### [Work required]
Gather up every line from the entries below that uses the word "Pittsburgh".

---------- Stored rows ----------

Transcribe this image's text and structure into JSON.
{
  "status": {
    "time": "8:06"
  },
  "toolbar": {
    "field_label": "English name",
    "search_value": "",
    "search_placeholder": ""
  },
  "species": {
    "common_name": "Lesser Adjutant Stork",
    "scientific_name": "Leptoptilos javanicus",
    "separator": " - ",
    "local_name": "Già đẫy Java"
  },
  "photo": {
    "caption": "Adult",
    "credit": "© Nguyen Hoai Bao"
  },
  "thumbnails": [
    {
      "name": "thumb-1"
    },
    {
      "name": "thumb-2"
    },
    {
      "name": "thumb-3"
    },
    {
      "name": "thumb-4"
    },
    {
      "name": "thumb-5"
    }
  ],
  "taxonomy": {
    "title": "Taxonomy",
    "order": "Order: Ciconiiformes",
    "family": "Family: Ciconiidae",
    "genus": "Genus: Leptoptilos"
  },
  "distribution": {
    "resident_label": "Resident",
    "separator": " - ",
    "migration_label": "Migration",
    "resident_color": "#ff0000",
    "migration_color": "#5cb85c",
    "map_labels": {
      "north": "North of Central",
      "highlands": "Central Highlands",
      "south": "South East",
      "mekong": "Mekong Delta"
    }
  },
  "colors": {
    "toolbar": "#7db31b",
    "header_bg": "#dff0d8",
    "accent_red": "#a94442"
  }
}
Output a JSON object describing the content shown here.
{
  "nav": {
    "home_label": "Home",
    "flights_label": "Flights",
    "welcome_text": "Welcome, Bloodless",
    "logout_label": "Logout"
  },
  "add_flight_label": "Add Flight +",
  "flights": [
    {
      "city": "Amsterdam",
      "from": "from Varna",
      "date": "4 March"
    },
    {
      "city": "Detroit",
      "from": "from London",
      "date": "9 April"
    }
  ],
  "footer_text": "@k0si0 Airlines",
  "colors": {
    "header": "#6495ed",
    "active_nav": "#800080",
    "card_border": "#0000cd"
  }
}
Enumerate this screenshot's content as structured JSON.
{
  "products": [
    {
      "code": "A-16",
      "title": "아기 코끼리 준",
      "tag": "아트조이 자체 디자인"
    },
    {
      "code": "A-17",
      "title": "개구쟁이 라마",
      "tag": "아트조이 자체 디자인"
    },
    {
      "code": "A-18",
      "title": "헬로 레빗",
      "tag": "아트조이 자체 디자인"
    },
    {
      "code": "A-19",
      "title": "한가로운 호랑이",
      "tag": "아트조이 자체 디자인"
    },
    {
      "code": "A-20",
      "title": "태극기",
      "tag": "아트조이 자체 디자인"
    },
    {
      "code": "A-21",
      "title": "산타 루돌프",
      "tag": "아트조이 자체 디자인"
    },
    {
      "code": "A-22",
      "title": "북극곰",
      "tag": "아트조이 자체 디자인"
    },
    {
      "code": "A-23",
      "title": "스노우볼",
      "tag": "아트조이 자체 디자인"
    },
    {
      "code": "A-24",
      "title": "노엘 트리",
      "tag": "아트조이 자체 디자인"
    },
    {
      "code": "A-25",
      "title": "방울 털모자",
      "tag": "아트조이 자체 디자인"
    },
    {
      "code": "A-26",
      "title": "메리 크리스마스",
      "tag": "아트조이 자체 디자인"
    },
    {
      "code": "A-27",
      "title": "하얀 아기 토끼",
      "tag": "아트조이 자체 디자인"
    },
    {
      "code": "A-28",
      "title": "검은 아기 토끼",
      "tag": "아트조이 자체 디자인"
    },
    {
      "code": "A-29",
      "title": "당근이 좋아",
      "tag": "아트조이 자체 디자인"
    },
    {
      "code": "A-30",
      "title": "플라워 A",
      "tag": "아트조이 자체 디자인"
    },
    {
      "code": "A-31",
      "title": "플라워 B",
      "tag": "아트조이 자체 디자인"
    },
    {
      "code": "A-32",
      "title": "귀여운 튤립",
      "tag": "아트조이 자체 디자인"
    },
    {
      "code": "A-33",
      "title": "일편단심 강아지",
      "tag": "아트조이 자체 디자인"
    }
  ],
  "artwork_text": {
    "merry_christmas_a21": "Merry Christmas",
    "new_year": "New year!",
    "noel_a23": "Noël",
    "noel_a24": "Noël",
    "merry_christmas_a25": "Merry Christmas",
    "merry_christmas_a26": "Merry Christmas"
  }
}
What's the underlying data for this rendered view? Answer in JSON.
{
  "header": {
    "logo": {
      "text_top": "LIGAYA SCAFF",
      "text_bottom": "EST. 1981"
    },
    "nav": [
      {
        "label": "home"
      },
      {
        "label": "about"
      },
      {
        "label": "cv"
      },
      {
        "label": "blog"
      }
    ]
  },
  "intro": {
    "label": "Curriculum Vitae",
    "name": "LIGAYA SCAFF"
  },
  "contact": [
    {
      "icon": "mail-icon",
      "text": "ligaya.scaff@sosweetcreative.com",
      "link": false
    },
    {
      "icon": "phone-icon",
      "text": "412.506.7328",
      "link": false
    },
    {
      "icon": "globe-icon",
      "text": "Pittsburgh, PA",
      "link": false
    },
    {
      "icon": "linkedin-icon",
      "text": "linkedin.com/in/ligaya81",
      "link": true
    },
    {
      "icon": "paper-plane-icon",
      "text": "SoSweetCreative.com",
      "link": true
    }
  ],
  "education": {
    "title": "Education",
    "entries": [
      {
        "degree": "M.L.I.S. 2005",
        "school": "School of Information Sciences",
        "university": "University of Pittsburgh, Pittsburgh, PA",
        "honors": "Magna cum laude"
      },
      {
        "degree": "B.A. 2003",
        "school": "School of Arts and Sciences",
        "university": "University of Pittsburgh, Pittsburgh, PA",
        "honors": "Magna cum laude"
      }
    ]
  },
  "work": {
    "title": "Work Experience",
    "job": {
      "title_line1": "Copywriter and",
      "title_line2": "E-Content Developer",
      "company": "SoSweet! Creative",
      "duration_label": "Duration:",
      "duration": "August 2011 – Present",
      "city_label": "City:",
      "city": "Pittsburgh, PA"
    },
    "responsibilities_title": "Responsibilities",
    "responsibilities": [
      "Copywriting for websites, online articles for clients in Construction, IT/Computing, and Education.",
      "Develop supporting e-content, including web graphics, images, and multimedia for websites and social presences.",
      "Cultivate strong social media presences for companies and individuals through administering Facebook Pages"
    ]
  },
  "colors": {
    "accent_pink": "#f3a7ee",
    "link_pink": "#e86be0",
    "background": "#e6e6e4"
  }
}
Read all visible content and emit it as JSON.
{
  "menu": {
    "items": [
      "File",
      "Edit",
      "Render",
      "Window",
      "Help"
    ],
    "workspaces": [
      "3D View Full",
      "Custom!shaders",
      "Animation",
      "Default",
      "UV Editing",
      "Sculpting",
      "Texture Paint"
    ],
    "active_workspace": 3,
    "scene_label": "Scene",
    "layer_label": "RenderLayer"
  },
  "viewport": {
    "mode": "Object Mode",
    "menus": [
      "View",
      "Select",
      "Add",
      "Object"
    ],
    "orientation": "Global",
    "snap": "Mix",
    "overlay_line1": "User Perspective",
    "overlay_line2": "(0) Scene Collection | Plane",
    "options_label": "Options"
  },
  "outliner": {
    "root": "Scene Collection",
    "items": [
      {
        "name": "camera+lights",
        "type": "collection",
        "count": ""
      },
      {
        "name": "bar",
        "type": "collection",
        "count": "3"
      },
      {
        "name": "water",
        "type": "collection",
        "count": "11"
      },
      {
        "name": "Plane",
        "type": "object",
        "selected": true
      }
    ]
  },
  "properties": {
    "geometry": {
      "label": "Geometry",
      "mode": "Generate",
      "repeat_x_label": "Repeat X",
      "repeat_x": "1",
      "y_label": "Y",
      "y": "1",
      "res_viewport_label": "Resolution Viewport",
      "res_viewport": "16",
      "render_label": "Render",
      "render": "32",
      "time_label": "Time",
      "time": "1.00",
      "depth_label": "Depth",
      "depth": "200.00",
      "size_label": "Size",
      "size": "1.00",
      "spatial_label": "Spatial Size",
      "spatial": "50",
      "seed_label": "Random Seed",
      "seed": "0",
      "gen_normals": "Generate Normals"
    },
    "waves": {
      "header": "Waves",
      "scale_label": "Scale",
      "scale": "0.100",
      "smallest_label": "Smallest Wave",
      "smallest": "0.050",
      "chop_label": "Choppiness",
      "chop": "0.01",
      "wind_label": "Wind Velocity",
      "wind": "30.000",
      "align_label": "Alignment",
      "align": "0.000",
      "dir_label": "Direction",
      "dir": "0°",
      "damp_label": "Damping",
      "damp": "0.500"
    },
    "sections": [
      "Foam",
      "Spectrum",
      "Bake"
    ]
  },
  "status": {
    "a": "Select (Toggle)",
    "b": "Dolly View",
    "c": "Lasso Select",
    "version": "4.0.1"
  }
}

----------

### [Output]
      "text": "Pittsburgh, PA",
        "university": "University of Pittsburgh, Pittsburgh, PA",
        "university": "University of Pittsburgh, Pittsburgh, PA",
      "city": "Pittsburgh, PA"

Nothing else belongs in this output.